The problem ->
Copy every line of the records below that holds the word "Internet".

::: Listed records

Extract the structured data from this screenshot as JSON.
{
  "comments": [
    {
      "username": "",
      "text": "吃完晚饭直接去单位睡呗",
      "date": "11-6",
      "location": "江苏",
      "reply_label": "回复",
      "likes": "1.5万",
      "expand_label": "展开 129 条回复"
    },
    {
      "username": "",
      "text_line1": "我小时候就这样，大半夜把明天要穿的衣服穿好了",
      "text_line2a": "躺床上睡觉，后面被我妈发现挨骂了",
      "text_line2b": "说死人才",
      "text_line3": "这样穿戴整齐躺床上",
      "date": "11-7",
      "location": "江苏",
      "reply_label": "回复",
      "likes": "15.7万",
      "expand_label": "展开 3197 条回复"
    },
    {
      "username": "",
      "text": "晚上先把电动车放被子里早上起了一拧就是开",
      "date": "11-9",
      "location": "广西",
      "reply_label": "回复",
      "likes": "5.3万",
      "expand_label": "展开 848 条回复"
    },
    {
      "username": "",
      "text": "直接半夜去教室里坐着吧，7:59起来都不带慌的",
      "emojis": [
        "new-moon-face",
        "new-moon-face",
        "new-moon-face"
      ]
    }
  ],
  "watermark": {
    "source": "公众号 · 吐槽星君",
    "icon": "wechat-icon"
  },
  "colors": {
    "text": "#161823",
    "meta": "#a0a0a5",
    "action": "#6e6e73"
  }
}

::::::
::: Listed records

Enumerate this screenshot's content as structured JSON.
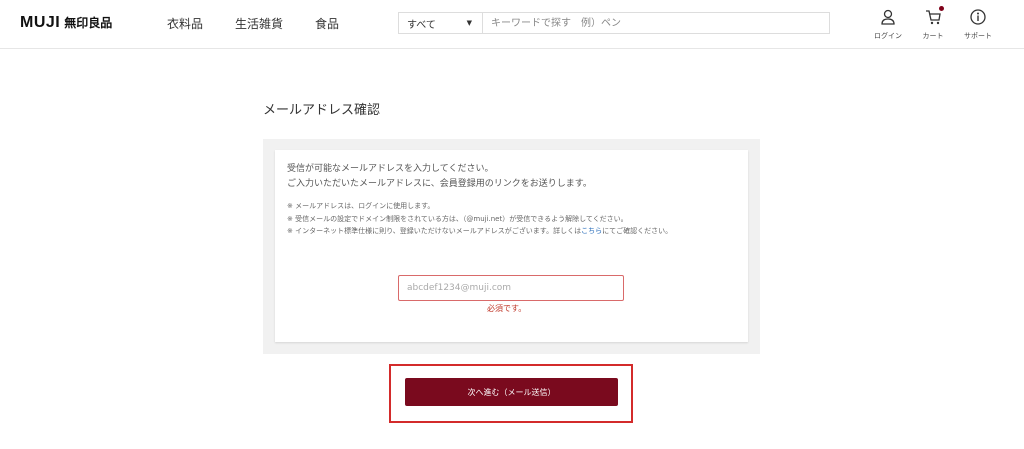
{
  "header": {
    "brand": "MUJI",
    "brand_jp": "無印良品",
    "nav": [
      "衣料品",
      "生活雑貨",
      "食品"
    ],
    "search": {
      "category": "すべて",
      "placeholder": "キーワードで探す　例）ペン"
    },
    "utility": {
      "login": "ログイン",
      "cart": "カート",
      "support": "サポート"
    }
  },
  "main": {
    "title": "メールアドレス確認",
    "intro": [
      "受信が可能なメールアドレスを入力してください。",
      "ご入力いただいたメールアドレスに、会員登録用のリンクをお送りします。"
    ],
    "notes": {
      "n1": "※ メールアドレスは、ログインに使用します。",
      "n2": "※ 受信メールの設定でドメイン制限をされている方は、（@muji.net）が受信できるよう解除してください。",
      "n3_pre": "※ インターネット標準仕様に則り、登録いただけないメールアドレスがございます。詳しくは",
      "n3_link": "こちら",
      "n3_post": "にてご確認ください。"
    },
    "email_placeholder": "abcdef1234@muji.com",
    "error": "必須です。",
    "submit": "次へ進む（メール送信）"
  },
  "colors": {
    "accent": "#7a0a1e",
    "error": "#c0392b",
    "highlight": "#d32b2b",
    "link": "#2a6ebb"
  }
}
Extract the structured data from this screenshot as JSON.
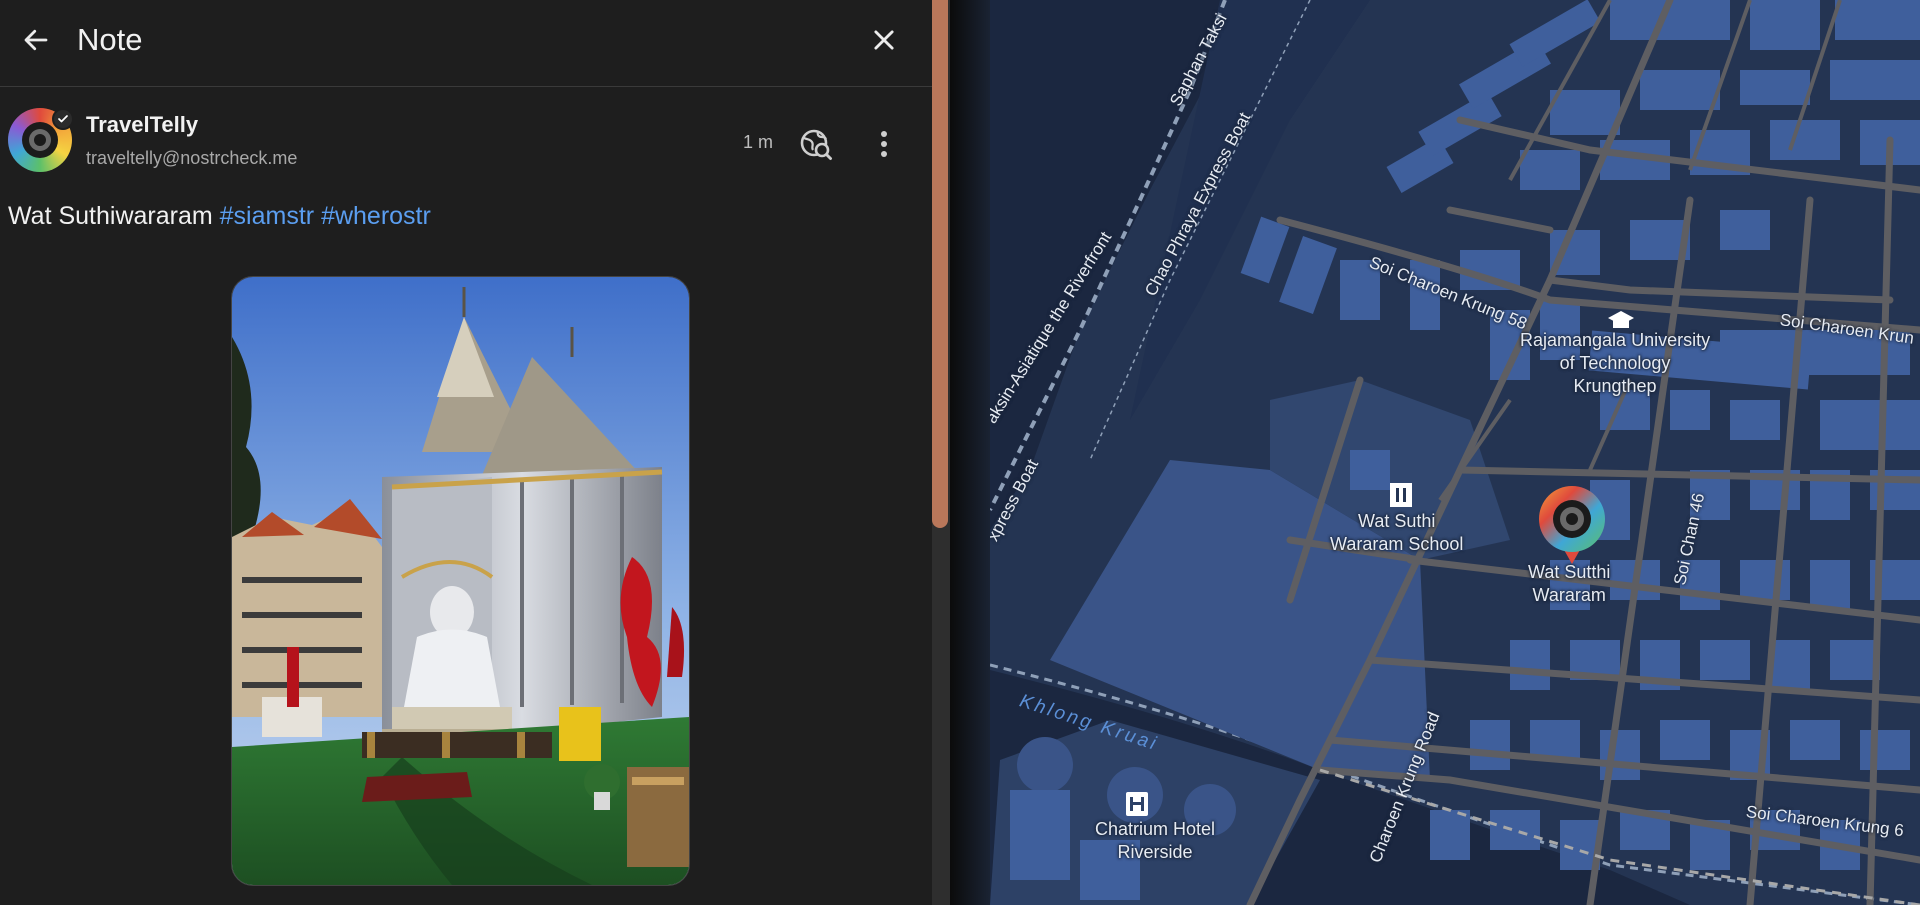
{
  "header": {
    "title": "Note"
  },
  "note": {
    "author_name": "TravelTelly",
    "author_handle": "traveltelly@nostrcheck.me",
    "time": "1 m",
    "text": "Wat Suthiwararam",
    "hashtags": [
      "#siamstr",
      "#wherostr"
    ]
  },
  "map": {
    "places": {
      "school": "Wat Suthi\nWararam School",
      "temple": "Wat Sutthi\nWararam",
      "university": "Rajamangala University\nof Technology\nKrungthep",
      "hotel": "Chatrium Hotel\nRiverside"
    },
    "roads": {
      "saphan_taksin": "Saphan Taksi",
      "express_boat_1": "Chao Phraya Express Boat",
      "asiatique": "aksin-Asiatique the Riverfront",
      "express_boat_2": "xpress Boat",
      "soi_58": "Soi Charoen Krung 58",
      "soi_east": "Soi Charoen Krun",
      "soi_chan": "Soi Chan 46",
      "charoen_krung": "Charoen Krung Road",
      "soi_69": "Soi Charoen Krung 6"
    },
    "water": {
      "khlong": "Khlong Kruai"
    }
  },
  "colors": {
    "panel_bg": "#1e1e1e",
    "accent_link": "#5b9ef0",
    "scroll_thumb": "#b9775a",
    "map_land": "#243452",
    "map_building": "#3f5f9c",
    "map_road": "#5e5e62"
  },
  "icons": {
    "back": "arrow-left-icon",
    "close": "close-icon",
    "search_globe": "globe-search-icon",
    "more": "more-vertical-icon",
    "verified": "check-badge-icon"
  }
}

::::::
::: Listed records

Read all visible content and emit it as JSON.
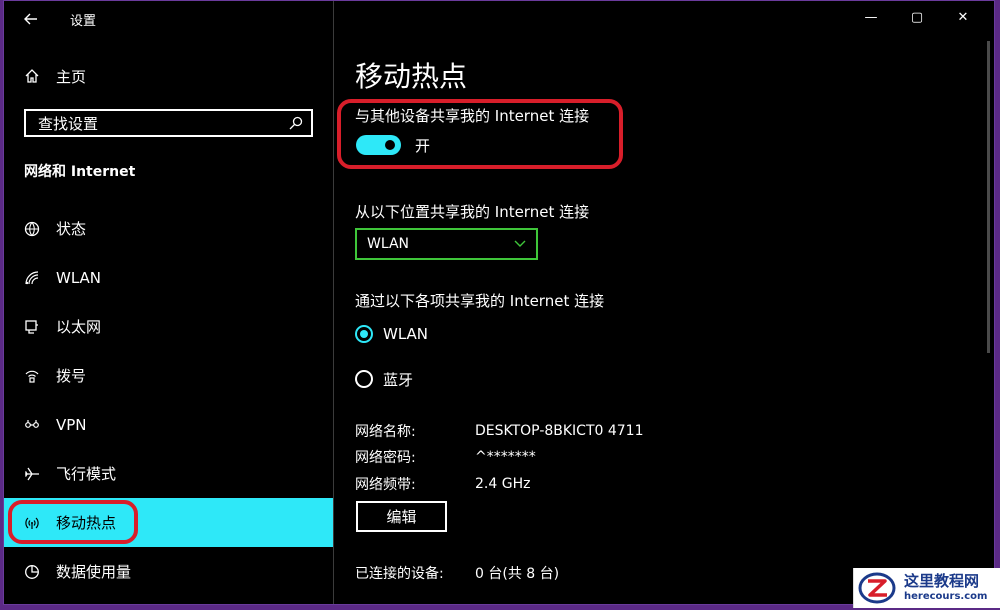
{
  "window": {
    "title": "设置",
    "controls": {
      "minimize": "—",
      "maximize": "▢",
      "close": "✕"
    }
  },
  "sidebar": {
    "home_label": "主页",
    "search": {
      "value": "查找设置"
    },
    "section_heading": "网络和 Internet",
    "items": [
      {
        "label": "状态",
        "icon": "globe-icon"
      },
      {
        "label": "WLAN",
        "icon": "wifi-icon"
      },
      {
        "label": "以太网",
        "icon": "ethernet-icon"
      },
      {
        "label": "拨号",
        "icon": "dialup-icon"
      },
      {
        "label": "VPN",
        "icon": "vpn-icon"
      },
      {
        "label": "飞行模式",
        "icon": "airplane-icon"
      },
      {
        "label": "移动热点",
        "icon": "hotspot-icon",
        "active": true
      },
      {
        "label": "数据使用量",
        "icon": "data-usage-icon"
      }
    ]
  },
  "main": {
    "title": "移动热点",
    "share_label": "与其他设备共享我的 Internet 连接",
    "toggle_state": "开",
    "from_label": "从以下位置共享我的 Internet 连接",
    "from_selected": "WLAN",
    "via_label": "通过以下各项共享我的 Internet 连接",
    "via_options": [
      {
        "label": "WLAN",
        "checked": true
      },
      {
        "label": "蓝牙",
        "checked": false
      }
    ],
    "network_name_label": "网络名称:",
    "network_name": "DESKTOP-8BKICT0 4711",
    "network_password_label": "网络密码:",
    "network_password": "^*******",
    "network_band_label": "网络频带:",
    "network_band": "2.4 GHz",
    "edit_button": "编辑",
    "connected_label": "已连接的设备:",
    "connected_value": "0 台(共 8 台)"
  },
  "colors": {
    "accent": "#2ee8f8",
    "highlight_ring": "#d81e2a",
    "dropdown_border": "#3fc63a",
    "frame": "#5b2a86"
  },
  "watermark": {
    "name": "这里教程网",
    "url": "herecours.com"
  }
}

::::::

The output ->
    "section_heading": "网络和 Internet",
    "share_label": "与其他设备共享我的 Internet 连接",
    "from_label": "从以下位置共享我的 Internet 连接",
    "via_label": "通过以下各项共享我的 Internet 连接",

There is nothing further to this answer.